## TESTO DA LEGGERE:
Altro segnale, le 4500 aziende Usa che, nonostante mesi e mesi di spasmodica ricerca, non sono riuscite a trovare alternative praticabili o convenienti alla delocalizzazione in Cina o all'acquisto di componentistica cinese per le proprie produzioni e, conseguentemente, hanno fatto domanda alle autorità governative di esenzione dai dazi. Purtroppo per loro (e soprattutto per i loro dipendenti) Trump e i suoi hanno già annunciato che la maggior parte di tali domande sarà respinta. Il che, a pochi giorni da un discorso sullo Stato dell'Unione in cui il Presidente si é fatto forte di una serie di dati positivi in economia che (pur con qualche semplificazione ed esagerazione) non avevano uguali da decenni, può sembrare altamente contro-intuitivo.

## LE CONSEGNE:
a) Cita dal testo sui dazi il passo compreso tra "Altro segnale, le" e "sembrare altamente contro-intuitivo.", estremi inclusi.
b) Rispondi in breve alle seguenti domande sul testo sui dazi.
(i) Quante aziende statunitensi hanno chiesto l'esenzione dai dazi?
(ii) Che cosa hanno annunciato Trump e i suoi riguardo alla maggior parte di quelle domande?
(iii) In quale discorso il Presidente ha messo in evidenza una serie di dati positivi in economia?

## CONTENUTO DEI DATI:

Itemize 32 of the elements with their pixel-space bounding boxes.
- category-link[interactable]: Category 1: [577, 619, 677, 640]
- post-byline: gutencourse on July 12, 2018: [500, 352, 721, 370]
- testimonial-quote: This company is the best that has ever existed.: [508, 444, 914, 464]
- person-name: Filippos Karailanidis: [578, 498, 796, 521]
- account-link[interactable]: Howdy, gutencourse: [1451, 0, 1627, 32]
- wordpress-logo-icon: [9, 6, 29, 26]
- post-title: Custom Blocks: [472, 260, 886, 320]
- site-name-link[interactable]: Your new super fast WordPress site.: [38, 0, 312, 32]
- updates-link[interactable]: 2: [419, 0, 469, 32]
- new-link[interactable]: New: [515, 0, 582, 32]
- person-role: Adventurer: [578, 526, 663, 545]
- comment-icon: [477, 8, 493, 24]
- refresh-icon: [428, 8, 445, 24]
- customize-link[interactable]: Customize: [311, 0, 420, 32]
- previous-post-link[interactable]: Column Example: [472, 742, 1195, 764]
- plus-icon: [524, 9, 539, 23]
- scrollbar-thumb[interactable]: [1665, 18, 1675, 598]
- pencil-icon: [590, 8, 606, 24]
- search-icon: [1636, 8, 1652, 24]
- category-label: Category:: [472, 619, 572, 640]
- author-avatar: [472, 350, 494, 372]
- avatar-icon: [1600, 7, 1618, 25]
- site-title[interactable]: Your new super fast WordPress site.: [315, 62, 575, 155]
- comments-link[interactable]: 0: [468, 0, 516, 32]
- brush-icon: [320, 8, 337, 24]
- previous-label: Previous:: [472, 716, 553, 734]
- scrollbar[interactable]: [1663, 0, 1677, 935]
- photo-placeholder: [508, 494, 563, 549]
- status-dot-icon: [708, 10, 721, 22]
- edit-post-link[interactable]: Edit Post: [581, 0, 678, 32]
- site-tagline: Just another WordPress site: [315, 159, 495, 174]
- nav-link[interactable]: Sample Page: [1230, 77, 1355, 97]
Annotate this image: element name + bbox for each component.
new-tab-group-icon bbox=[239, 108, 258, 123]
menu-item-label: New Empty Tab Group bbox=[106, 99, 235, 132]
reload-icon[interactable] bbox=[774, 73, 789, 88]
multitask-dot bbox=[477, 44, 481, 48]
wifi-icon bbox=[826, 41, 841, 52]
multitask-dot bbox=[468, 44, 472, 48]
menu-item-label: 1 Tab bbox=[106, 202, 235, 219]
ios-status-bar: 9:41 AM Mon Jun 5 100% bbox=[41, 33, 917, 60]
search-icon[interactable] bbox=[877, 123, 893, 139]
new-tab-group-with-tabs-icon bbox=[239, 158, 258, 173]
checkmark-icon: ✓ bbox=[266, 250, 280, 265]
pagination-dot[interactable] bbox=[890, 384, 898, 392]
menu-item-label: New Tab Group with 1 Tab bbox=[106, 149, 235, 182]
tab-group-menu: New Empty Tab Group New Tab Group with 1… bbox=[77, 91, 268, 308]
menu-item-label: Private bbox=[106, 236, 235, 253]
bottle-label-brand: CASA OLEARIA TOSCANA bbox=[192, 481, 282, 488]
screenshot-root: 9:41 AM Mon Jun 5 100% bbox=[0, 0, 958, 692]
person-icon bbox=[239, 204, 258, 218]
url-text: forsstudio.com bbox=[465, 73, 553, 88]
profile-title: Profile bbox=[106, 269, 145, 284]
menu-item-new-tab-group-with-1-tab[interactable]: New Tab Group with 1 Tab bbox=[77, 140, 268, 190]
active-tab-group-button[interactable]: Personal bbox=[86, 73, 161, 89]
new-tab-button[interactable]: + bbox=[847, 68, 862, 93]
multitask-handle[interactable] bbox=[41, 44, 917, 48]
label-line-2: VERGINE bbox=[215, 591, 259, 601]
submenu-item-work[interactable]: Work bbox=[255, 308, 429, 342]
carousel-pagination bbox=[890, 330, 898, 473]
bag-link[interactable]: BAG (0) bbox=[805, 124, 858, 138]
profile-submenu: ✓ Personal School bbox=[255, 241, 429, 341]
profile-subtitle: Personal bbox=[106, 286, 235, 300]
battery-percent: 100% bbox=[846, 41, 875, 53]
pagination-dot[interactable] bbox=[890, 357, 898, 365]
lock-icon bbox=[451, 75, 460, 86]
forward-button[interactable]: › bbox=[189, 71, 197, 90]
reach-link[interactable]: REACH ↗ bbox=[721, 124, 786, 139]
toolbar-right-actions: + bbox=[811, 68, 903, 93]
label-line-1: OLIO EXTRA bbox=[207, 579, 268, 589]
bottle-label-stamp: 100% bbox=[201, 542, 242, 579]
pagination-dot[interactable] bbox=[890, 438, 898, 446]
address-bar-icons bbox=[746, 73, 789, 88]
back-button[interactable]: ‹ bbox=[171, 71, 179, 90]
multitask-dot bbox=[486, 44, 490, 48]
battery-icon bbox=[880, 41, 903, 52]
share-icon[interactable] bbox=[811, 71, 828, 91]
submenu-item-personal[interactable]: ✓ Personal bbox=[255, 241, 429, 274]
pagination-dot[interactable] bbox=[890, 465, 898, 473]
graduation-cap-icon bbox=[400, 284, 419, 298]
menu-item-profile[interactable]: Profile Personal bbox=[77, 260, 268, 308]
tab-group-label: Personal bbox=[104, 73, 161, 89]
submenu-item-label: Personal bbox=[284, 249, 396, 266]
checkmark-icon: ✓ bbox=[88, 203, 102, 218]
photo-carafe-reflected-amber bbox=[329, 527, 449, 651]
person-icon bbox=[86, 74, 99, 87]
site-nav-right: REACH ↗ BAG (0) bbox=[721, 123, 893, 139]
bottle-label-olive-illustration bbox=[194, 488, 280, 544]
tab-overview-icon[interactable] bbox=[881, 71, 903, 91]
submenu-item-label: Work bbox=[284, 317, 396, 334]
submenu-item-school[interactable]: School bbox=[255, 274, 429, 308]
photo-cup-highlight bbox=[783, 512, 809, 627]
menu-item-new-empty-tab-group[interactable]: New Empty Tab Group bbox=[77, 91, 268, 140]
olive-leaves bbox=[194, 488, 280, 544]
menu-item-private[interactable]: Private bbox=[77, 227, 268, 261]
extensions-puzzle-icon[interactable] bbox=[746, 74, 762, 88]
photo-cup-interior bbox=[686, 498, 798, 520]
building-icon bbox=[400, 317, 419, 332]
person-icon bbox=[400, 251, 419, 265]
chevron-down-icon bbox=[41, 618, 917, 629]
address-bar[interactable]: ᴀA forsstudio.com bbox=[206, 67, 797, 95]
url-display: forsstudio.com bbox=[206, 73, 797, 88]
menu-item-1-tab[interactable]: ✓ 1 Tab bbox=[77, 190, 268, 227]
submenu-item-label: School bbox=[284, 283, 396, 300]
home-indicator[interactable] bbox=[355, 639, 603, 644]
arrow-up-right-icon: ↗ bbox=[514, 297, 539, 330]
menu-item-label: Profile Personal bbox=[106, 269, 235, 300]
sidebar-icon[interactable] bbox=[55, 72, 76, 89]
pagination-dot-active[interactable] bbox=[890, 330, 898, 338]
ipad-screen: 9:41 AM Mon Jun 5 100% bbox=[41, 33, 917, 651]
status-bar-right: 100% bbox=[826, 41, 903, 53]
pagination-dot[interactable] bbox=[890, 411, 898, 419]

## LE RISPOSTE:
a)
Altro segnale, le 4500 aziende Usa che, nonostante mesi e mesi di spasmodica ricerca, non sono riuscite a trovare alternative praticabili o convenienti alla delocalizzazione in Cina o all'acquisto di componentistica cinese per le proprie produzioni e, conseguentemente, hanno fatto domanda alle autorità governative di esenzione dai dazi. Purtroppo per loro (e soprattutto per i loro dipendenti) Trump e i suoi hanno già annunciato che la maggior parte di tali domande sarà respinta. Il che, a pochi giorni da un discorso sullo Stato dell'Unione in cui il Presidente si é fatto forte di una serie di dati positivi in economia che (pur con qualche semplificazione ed esagerazione) non avevano uguali da decenni, può sembrare altamente contro-intuitivo.

b)
(i) Le aziende sono 4500.
(ii) Hanno annunciato che la maggior parte delle domande sarà respinta.
(iii) Li ha messi in evidenza nel discorso sullo Stato dell'Unione.